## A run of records
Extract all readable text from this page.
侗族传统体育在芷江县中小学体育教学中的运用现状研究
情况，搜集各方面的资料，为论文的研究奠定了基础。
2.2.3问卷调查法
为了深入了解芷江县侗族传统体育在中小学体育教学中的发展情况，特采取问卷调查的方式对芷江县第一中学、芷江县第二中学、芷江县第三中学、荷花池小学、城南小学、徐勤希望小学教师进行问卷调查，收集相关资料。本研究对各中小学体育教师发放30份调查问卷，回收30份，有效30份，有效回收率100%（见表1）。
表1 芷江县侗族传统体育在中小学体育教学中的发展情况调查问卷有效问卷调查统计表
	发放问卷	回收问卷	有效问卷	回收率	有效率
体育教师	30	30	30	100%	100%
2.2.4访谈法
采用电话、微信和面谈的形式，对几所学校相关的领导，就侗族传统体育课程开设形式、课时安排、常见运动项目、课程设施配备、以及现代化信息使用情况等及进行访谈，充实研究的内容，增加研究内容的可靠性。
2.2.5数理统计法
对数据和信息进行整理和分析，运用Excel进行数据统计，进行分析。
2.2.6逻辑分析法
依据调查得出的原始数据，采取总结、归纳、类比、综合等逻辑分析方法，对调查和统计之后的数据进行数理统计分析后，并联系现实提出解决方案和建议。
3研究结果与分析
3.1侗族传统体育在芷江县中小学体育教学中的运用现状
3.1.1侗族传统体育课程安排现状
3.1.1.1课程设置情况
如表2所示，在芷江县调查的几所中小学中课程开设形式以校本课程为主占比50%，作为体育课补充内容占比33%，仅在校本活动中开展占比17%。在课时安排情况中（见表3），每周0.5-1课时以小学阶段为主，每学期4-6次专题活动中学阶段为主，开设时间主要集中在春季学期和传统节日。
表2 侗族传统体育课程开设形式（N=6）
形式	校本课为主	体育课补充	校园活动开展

## JOB
From the records above, extract every line exactly as it stands.

## SOLUTION
Extract all readable text from this page.
侗族传统体育在芷江县中小学体育教学中的运用现状研究
情况，搜集各方面的资料，为论文的研究奠定了基础。
2.2.3问卷调查法
为了深入了解芷江县侗族传统体育在中小学体育教学中的发展情况，特采取问卷调查的方式对芷江县第一中学、芷江县第二中学、芷江县第三中学、荷花池小学、城南小学、徐勤希望小学教师进行问卷调查，收集相关资料。本研究对各中小学体育教师发放30份调查问卷，回收30份，有效30份，有效回收率100%（见表1）。
表1 芷江县侗族传统体育在中小学体育教学中的发展情况调查问卷有效问卷调查统计表
	发放问卷	回收问卷	有效问卷	回收率	有效率
体育教师	30	30	30	100%	100%
2.2.4访谈法
采用电话、微信和面谈的形式，对几所学校相关的领导，就侗族传统体育课程开设形式、课时安排、常见运动项目、课程设施配备、以及现代化信息使用情况等及进行访谈，充实研究的内容，增加研究内容的可靠性。
2.2.5数理统计法
对数据和信息进行整理和分析，运用Excel进行数据统计，进行分析。
2.2.6逻辑分析法
依据调查得出的原始数据，采取总结、归纳、类比、综合等逻辑分析方法，对调查和统计之后的数据进行数理统计分析后，并联系现实提出解决方案和建议。
3研究结果与分析
3.1侗族传统体育在芷江县中小学体育教学中的运用现状
3.1.1侗族传统体育课程安排现状
3.1.1.1课程设置情况
如表2所示，在芷江县调查的几所中小学中课程开设形式以校本课程为主占比50%，作为体育课补充内容占比33%，仅在校本活动中开展占比17%。在课时安排情况中（见表3），每周0.5-1课时以小学阶段为主，每学期4-6次专题活动中学阶段为主，开设时间主要集中在春季学期和传统节日。
表2 侗族传统体育课程开设形式（N=6）
形式	校本课为主	体育课补充	校园活动开展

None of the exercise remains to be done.